Dataset items:
>>>>>
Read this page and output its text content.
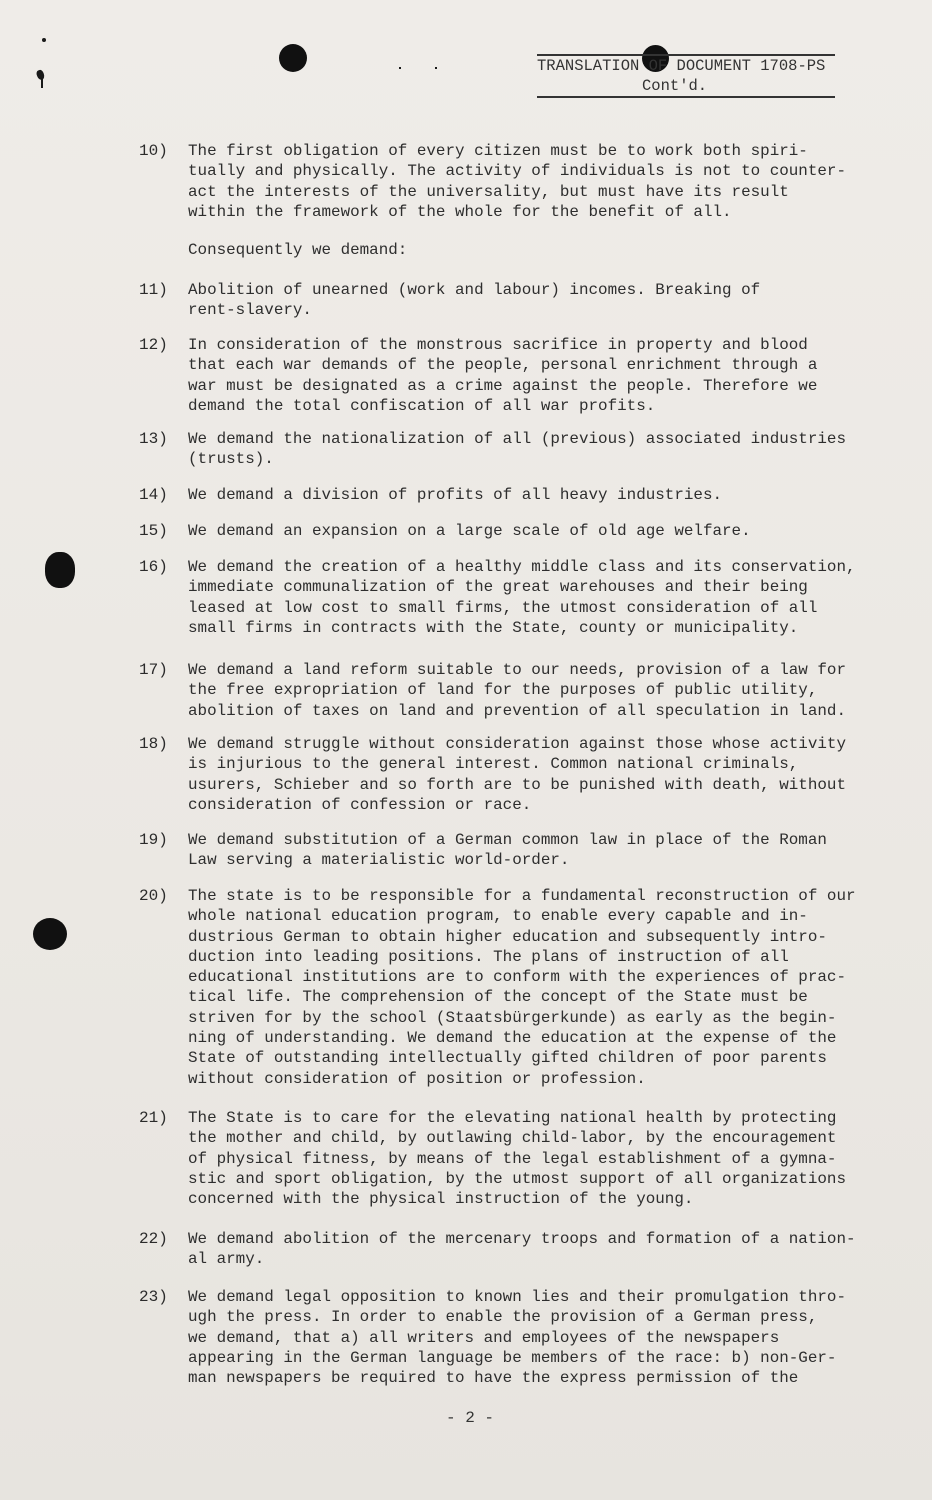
TRANSLATION OF DOCUMENT 1708-PS
Cont'd.
10)	The first obligation of every citizen must be to work both spiri-
tually and physically. The activity of individuals is not to counter-
act the interests of the universality, but must have its result
within the framework of the whole for the benefit of all.
Consequently we demand:
11)	Abolition of unearned (work and labour) incomes. Breaking of
rent-slavery.
12)	In consideration of the monstrous sacrifice in property and blood
that each war demands of the people, personal enrichment through a
war must be designated as a crime against the people. Therefore we
demand the total confiscation of all war profits.
13)	We demand the nationalization of all (previous) associated industries
(trusts).
14)	We demand a division of profits of all heavy industries.
15)	We demand an expansion on a large scale of old age welfare.
16)	We demand the creation of a healthy middle class and its conservation,
immediate communalization of the great warehouses and their being
leased at low cost to small firms, the utmost consideration of all
small firms in contracts with the State, county or municipality.
17)	We demand a land reform suitable to our needs, provision of a law for
the free expropriation of land for the purposes of public utility,
abolition of taxes on land and prevention of all speculation in land.
18)	We demand struggle without consideration against those whose activity
is injurious to the general interest. Common national criminals,
usurers, Schieber and so forth are to be punished with death, without
consideration of confession or race.
19)	We demand substitution of a German common law in place of the Roman
Law serving a materialistic world-order.
20)	The state is to be responsible for a fundamental reconstruction of our
whole national education program, to enable every capable and in-
dustrious German to obtain higher education and subsequently intro-
duction into leading positions. The plans of instruction of all
educational institutions are to conform with the experiences of prac-
tical life. The comprehension of the concept of the State must be
striven for by the school (Staatsbürgerkunde) as early as the begin-
ning of understanding. We demand the education at the expense of the
State of outstanding intellectually gifted children of poor parents
without consideration of position or profession.
21)	The State is to care for the elevating national health by protecting
the mother and child, by outlawing child-labor, by the encouragement
of physical fitness, by means of the legal establishment of a gymna-
stic and sport obligation, by the utmost support of all organizations
concerned with the physical instruction of the young.
22)	We demand abolition of the mercenary troops and formation of a nation-
al army.
23)	We demand legal opposition to known lies and their promulgation thro-
ugh the press. In order to enable the provision of a German press,
we demand, that a) all writers and employees of the newspapers
appearing in the German language be members of the race: b) non-Ger-
man newspapers be required to have the express permission of the
- 2 -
<<<<<
Work to do: Omitting all images, retype each line of the records precisely.

Response to the exercise:
Read this page and output its text content.
TRANSLATION OF DOCUMENT 1708-PS
Cont'd.
10)	The first obligation of every citizen must be to work both spiri-
tually and physically. The activity of individuals is not to counter-
act the interests of the universality, but must have its result
within the framework of the whole for the benefit of all.
Consequently we demand:
11)	Abolition of unearned (work and labour) incomes. Breaking of
rent-slavery.
12)	In consideration of the monstrous sacrifice in property and blood
that each war demands of the people, personal enrichment through a
war must be designated as a crime against the people. Therefore we
demand the total confiscation of all war profits.
13)	We demand the nationalization of all (previous) associated industries
(trusts).
14)	We demand a division of profits of all heavy industries.
15)	We demand an expansion on a large scale of old age welfare.
16)	We demand the creation of a healthy middle class and its conservation,
immediate communalization of the great warehouses and their being
leased at low cost to small firms, the utmost consideration of all
small firms in contracts with the State, county or municipality.
17)	We demand a land reform suitable to our needs, provision of a law for
the free expropriation of land for the purposes of public utility,
abolition of taxes on land and prevention of all speculation in land.
18)	We demand struggle without consideration against those whose activity
is injurious to the general interest. Common national criminals,
usurers, Schieber and so forth are to be punished with death, without
consideration of confession or race.
19)	We demand substitution of a German common law in place of the Roman
Law serving a materialistic world-order.
20)	The state is to be responsible for a fundamental reconstruction of our
whole national education program, to enable every capable and in-
dustrious German to obtain higher education and subsequently intro-
duction into leading positions. The plans of instruction of all
educational institutions are to conform with the experiences of prac-
tical life. The comprehension of the concept of the State must be
striven for by the school (Staatsbürgerkunde) as early as the begin-
ning of understanding. We demand the education at the expense of the
State of outstanding intellectually gifted children of poor parents
without consideration of position or profession.
21)	The State is to care for the elevating national health by protecting
the mother and child, by outlawing child-labor, by the encouragement
of physical fitness, by means of the legal establishment of a gymna-
stic and sport obligation, by the utmost support of all organizations
concerned with the physical instruction of the young.
22)	We demand abolition of the mercenary troops and formation of a nation-
al army.
23)	We demand legal opposition to known lies and their promulgation thro-
ugh the press. In order to enable the provision of a German press,
we demand, that a) all writers and employees of the newspapers
appearing in the German language be members of the race: b) non-Ger-
man newspapers be required to have the express permission of the
- 2 -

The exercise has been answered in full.